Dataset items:

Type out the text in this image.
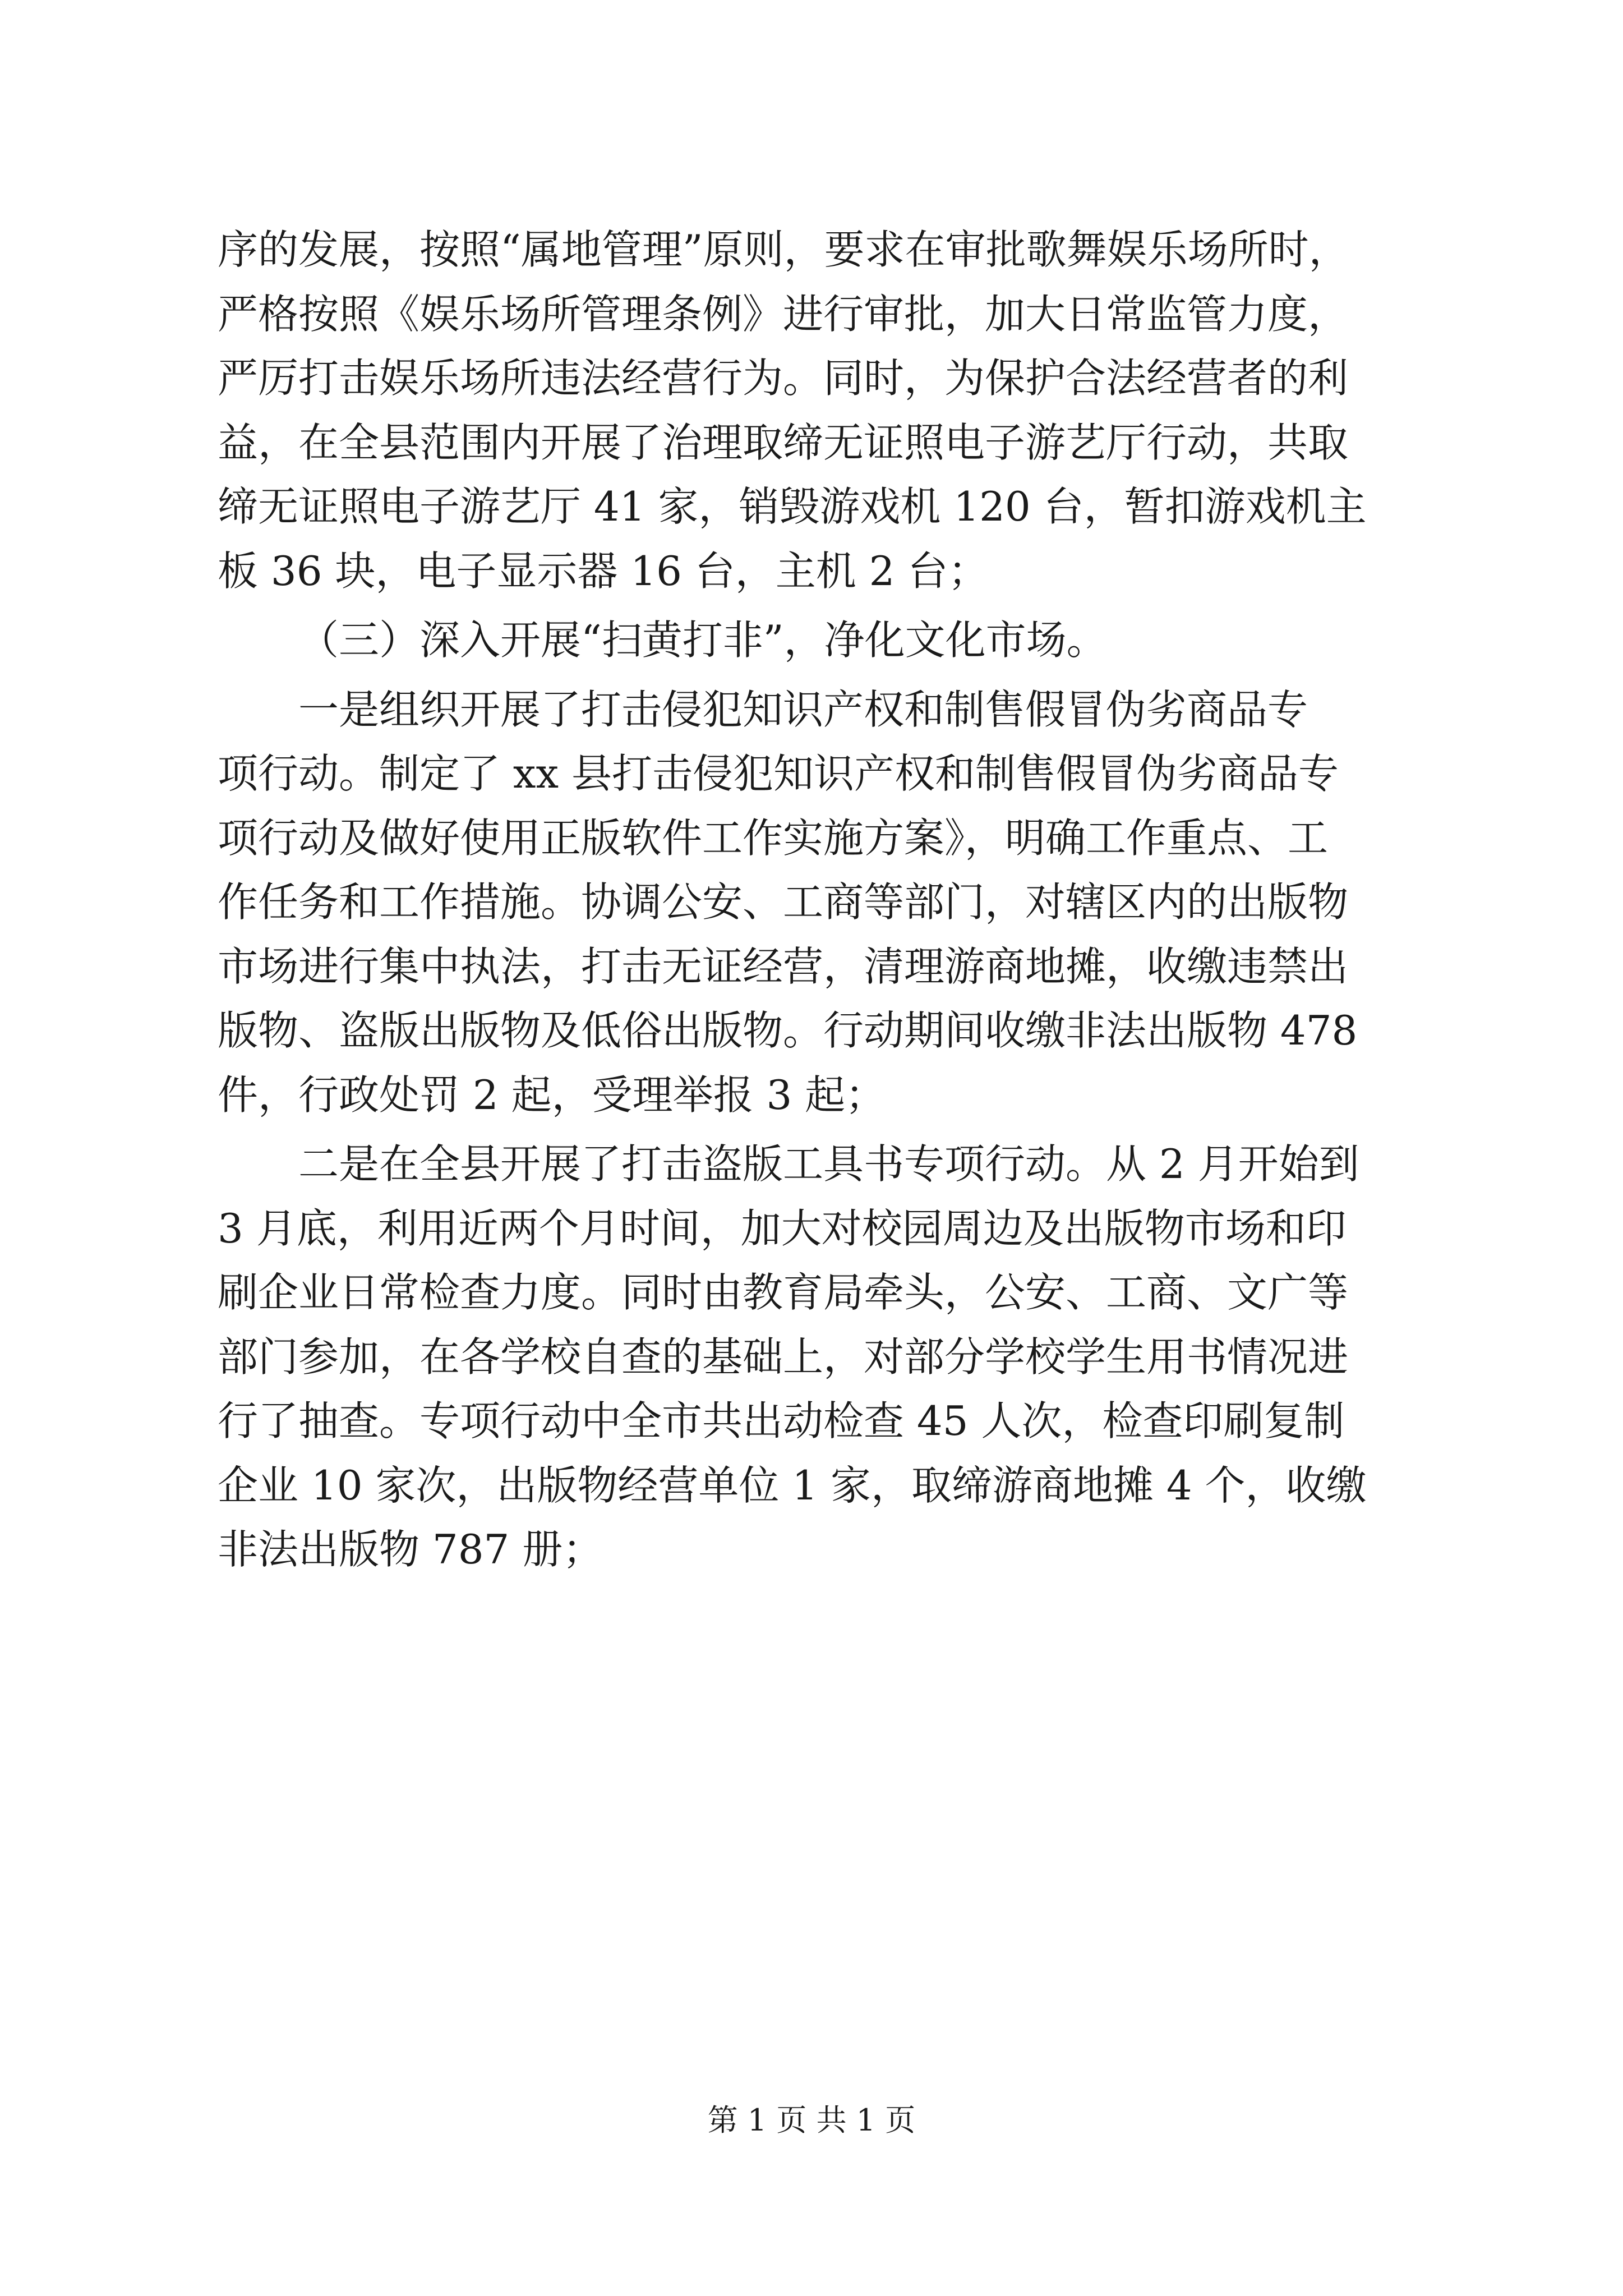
序的发展，按照“属地管理”原则，要求在审批歌舞娱乐场所时，
严格按照《娱乐场所管理条例》进行审批，加大日常监管力度，
严厉打击娱乐场所违法经营行为。同时，为保护合法经营者的利
益，在全县范围内开展了治理取缔无证照电子游艺厅行动，共取
缔无证照电子游艺厅 41 家，销毁游戏机 120 台，暂扣游戏机主
板 36 块，电子显示器 16 台，主机 2 台；
（三）深入开展“扫黄打非”，净化文化市场。
一是组织开展了打击侵犯知识产权和制售假冒伪劣商品专
项行动。制定了 xx 县打击侵犯知识产权和制售假冒伪劣商品专
项行动及做好使用正版软件工作实施方案》，明确工作重点、工
作任务和工作措施。协调公安、工商等部门，对辖区内的出版物
市场进行集中执法，打击无证经营，清理游商地摊，收缴违禁出
版物、盗版出版物及低俗出版物。行动期间收缴非法出版物 478
件，行政处罚 2 起，受理举报 3 起；
二是在全县开展了打击盗版工具书专项行动。从 2 月开始到
3 月底，利用近两个月时间，加大对校园周边及出版物市场和印
刷企业日常检查力度。同时由教育局牵头，公安、工商、文广等
部门参加，在各学校自查的基础上，对部分学校学生用书情况进
行了抽查。专项行动中全市共出动检查 45 人次，检查印刷复制
企业 10 家次，出版物经营单位 1 家，取缔游商地摊 4 个，收缴
非法出版物 787 册；
第 1 页 共 1 页
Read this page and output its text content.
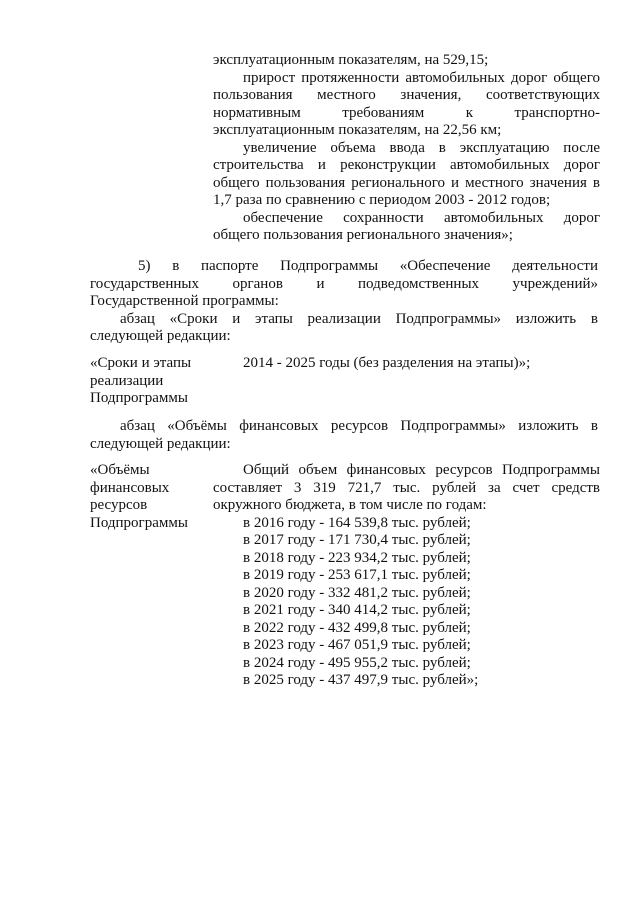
эксплуатационным показателям, на 529,15;
прирост протяженности автомобильных дорог общего
пользования местного значения, соответствующих
нормативным требованиям к транспортно-
эксплуатационным показателям, на 22,56 км;
увеличение объема ввода в эксплуатацию после
строительства и реконструкции автомобильных дорог
общего пользования регионального и местного значения в
1,7 раза по сравнению с периодом 2003 - 2012 годов;
обеспечение сохранности автомобильных дорог
общего пользования регионального значения»;
5) в паспорте Подпрограммы «Обеспечение деятельности
государственных органов и подведомственных учреждений»
Государственной программы:
абзац «Сроки и этапы реализации Подпрограммы» изложить в
следующей редакции:
«Сроки и этапы
реализации
Подпрограммы
2014 - 2025 годы (без разделения на этапы)»;
абзац «Объёмы финансовых ресурсов Подпрограммы» изложить в
следующей редакции:
«Объёмы
финансовых
ресурсов
Подпрограммы
Общий объем финансовых ресурсов Подпрограммы
составляет 3 319 721,7 тыс. рублей за счет средств
окружного бюджета, в том числе по годам:
в 2016 году - 164 539,8 тыс. рублей;
в 2017 году - 171 730,4 тыс. рублей;
в 2018 году - 223 934,2 тыс. рублей;
в 2019 году - 253 617,1 тыс. рублей;
в 2020 году - 332 481,2 тыс. рублей;
в 2021 году - 340 414,2 тыс. рублей;
в 2022 году - 432 499,8 тыс. рублей;
в 2023 году - 467 051,9 тыс. рублей;
в 2024 году - 495 955,2 тыс. рублей;
в 2025 году - 437 497,9 тыс. рублей»;
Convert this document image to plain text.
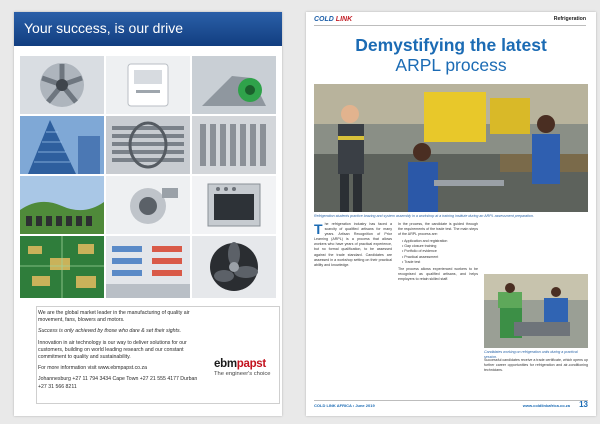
Your success, is our drive

We are the global market leader in the manufacturing of quality air movement, fans, blowers and motors.

Success is only achieved by those who dare & set their sights.

Innovation in air technology is our way to deliver solutions for our customers, building on world leading research and our constant commitment to quality and sustainability.

For more information visit www.ebmpapst.co.za

Johannesburg +27 11 794 3434 Cape Town +27 21 555 4177 Durban +27 31 566 8211

ebmpapst
The engineer's choice
COLD LINK	Refrigeration
Demystifying the latest
ARPL process
Refrigeration students practice brazing and system assembly in a workshop at a training institute during an ARPL assessment preparation.
The refrigeration industry has faced a scarcity of qualified artisans for many years. Artisan Recognition of Prior Learning (ARPL) is a process that allows workers who have years of practical experience, but no formal qualification, to be assessed against the trade standard. Candidates are assessed in a workshop setting on their practical ability and knowledge.
In the process, the candidate is guided through the requirements of the trade test. The main steps of the ARPL process are:
• Application and registration
• Gap closure training
• Portfolio of evidence
• Practical assessment
• Trade test
The process allows experienced workers to be recognised as qualified artisans, and helps employers to retain skilled staff.
Candidates working on refrigeration units during a practical session.
Successful candidates receive a trade certificate, which opens up further career opportunities for refrigeration and air-conditioning technicians.
COLD LINK AFRICA • June 2019	www.coldlinkafrica.co.za 13
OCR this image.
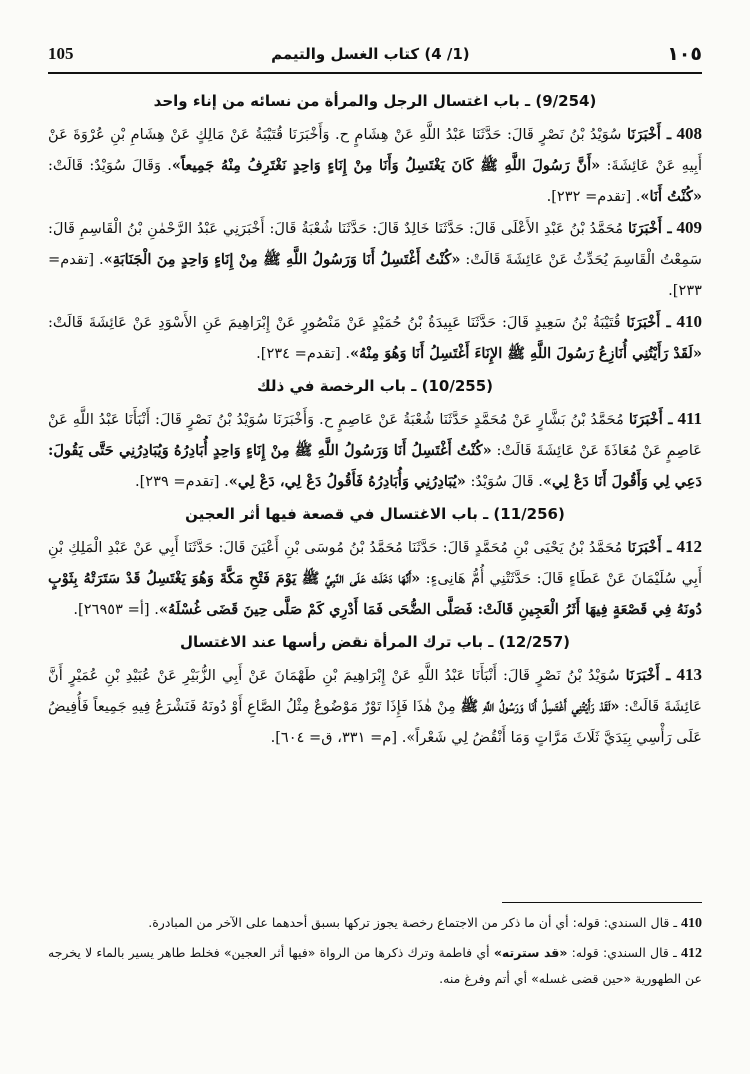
105	(1/ 4) كتاب الغسل والتيمم	١٠٥
(9/254) ـ باب اغتسال الرجل والمرأة من نسائه من إناء واحد

408 ـ أَخْبَرَنَا سُوَيْدُ بْنُ نَصْرٍ قَالَ: حَدَّثَنَا عَبْدُ اللَّهِ عَنْ هِشَامٍ ح. وَأَخْبَرَنَا قُتَيْبَةُ عَنْ مَالِكٍ عَنْ هِشَامِ بْنِ عُرْوَةَ عَنْ أَبِيهِ عَنْ عَائِشَةَ: «أَنَّ رَسُولَ اللَّهِ ﷺ كَانَ يَغْتَسِلُ وَأَنَا مِنْ إِنَاءٍ وَاحِدٍ نَغْتَرِفُ مِنْهُ جَمِيعاً». وَقَالَ سُوَيْدٌ: قَالَتْ: «كُنْتُ أَنَا». [تقدم= ٢٣٢].

409 ـ أَخْبَرَنَا مُحَمَّدُ بْنُ عَبْدِ الأَعْلَى قَالَ: حَدَّثَنَا خَالِدٌ قَالَ: حَدَّثَنَا شُعْبَةُ قَالَ: أَخْبَرَنِي عَبْدُ الرَّحْمٰنِ بْنُ الْقَاسِمِ قَالَ: سَمِعْتُ الْقَاسِمَ يُحَدِّثُ عَنْ عَائِشَةَ قَالَتْ: «كُنْتُ أَغْتَسِلُ أَنَا وَرَسُولُ اللَّهِ ﷺ مِنْ إِنَاءٍ وَاحِدٍ مِنَ الْجَنَابَةِ». [تقدم= ٢٣٣].

410 ـ أَخْبَرَنَا قُتَيْبَةُ بْنُ سَعِيدٍ قَالَ: حَدَّثَنَا عَبِيدَةُ بْنُ حُمَيْدٍ عَنْ مَنْصُورٍ عَنْ إِبْرَاهِيمَ عَنِ الأَسْوَدِ عَنْ عَائِشَةَ قَالَتْ: «لَقَدْ رَأَيْتُنِي أُنَازِعُ رَسُولَ اللَّهِ ﷺ الإِنَاءَ أَغْتَسِلُ أَنَا وَهُوَ مِنْهُ». [تقدم= ٢٣٤].

(10/255) ـ باب الرخصة في ذلك

411 ـ أَخْبَرَنَا مُحَمَّدُ بْنُ بَشَّارٍ عَنْ مُحَمَّدٍ حَدَّثَنَا شُعْبَةُ عَنْ عَاصِمٍ ح. وَأَخْبَرَنَا سُوَيْدُ بْنُ نَصْرٍ قَالَ: أَنْبَأَنَا عَبْدُ اللَّهِ عَنْ عَاصِمٍ عَنْ مُعَاذَةَ عَنْ عَائِشَةَ قَالَتْ: «كُنْتُ أَغْتَسِلُ أَنَا وَرَسُولُ اللَّهِ ﷺ مِنْ إِنَاءٍ وَاحِدٍ أُبَادِرُهُ وَيُبَادِرُنِي حَتَّى يَقُولَ: دَعِي لِي وَأَقُولَ أَنَا دَعْ لِي». قَالَ سُوَيْدٌ: «يُبَادِرُنِي وَأُبَادِرُهُ فَأَقُولُ دَعْ لِي، دَعْ لِي». [تقدم= ٢٣٩].

(11/256) ـ باب الاغتسال في قصعة فيها أثر العجين

412 ـ أَخْبَرَنَا مُحَمَّدُ بْنُ يَحْيَى بْنِ مُحَمَّدٍ قَالَ: حَدَّثَنَا مُحَمَّدُ بْنُ مُوسَى بْنِ أَعْيَنَ قَالَ: حَدَّثَنَا أَبِي عَنْ عَبْدِ الْمَلِكِ بْنِ أَبِي سُلَيْمَانَ عَنْ عَطَاءٍ قَالَ: حَدَّثَتْنِي أُمُّ هَانِىءٍ: «أَنَّهَا دَخَلَتْ عَلَى النَّبِيِّ ﷺ يَوْمَ فَتْحِ مَكَّةَ وَهُوَ يَغْتَسِلُ قَدْ سَتَرَتْهُ بِثَوْبٍ دُونَهُ فِي قَصْعَةٍ فِيهَا أَثَرُ الْعَجِينِ قَالَتْ: فَصَلَّى الضُّحَى فَمَا أَدْرِي كَمْ صَلَّى حِينَ قَضَى غُسْلَهُ». [أ= ٢٦٩٥٣].

(12/257) ـ باب ترك المرأة نقض رأسها عند الاغتسال

413 ـ أَخْبَرَنَا سُوَيْدُ بْنُ نَصْرٍ قَالَ: أَنْبَأَنَا عَبْدُ اللَّهِ عَنْ إِبْرَاهِيمَ بْنِ طَهْمَانَ عَنْ أَبِي الزُّبَيْرِ عَنْ عُبَيْدِ بْنِ عُمَيْرٍ أَنَّ عَائِشَةَ قَالَتْ: «لَقَدْ رَأَيْتُنِي أَغْتَسِلُ أَنَا وَرَسُولُ اللَّهِ ﷺ مِنْ هٰذَا فَإِذَا تَوْرٌ مَوْضُوعٌ مِثْلُ الصَّاعِ أَوْ دُونَهُ فَنَشْرَعُ فِيهِ جَمِيعاً فَأُفِيضُ عَلَى رَأْسِي بِيَدَيَّ ثَلَاثَ مَرَّاتٍ وَمَا أَنْقُضُ لِي شَعْراً». [م= ٣٣١، ق= ٦٠٤].

410 ـ قال السندي: قوله: أي أن ما ذكر من الاجتماع رخصة يجوز تركها بسبق أحدهما على الآخر من المبادرة.

412 ـ قال السندي: قوله: «قد سترته» أي فاطمة وترك ذكرها من الرواة «فيها أثر العجين» فخلط طاهر يسير بالماء لا يخرجه عن الطهورية «حين قضى غسله» أي أتم وفرغ منه.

▶ **What to do**:
A number is the only answer here: how many lines of the material above contain "ресурсов"?

▶ **Solved exercise**:
3